**JOB**. Extract all of the entries and set them down verbatim.

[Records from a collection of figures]

════════════════════

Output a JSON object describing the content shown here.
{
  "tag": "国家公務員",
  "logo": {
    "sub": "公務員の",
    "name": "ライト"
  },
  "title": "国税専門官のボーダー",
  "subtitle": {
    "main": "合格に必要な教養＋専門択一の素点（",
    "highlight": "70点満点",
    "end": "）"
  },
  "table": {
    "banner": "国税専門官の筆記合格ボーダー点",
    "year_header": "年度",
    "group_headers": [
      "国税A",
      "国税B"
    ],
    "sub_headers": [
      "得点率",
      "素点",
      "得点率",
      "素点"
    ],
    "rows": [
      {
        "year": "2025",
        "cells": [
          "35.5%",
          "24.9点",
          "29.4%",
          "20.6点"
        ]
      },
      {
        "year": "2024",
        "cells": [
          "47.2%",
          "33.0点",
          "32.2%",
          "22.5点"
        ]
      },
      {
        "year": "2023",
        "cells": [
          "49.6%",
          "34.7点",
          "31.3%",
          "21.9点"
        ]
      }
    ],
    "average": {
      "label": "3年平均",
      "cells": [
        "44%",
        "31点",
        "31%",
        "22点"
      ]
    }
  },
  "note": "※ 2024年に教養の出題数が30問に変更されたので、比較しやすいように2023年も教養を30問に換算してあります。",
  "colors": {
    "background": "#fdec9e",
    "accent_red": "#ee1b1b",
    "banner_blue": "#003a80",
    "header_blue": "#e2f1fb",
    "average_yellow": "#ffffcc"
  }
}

════════════════════

**ANSWER FOR THE TASK**.
Output a JSON object describing the content shown here.
{
  "tag": "国家公務員",
  "logo": {
    "sub": "公務員の",
    "name": "ライト"
  },
  "title": "国税専門官のボーダー",
  "subtitle": {
    "main": "合格に必要な教養＋専門択一の素点（",
    "highlight": "70点満点",
    "end": "）"
  },
  "table": {
    "banner": "国税専門官の筆記合格ボーダー点",
    "year_header": "年度",
    "group_headers": [
      "国税A",
      "国税B"
    ],
    "sub_headers": [
      "得点率",
      "素点",
      "得点率",
      "素点"
    ],
    "rows": [
      {
        "year": "2025",
        "cells": [
          "35.5%",
          "24.9点",
          "29.4%",
          "20.6点"
        ]
      },
      {
        "year": "2024",
        "cells": [
          "47.2%",
          "33.0点",
          "32.2%",
          "22.5点"
        ]
      },
      {
        "year": "2023",
        "cells": [
          "49.6%",
          "34.7点",
          "31.3%",
          "21.9点"
        ]
      }
    ],
    "average": {
      "label": "3年平均",
      "cells": [
        "44%",
        "31点",
        "31%",
        "22点"
      ]
    }
  },
  "note": "※ 2024年に教養の出題数が30問に変更されたので、比較しやすいように2023年も教養を30問に換算してあります。",
  "colors": {
    "background": "#fdec9e",
    "accent_red": "#ee1b1b",
    "banner_blue": "#003a80",
    "header_blue": "#e2f1fb",
    "average_yellow": "#ffffcc"
  }
}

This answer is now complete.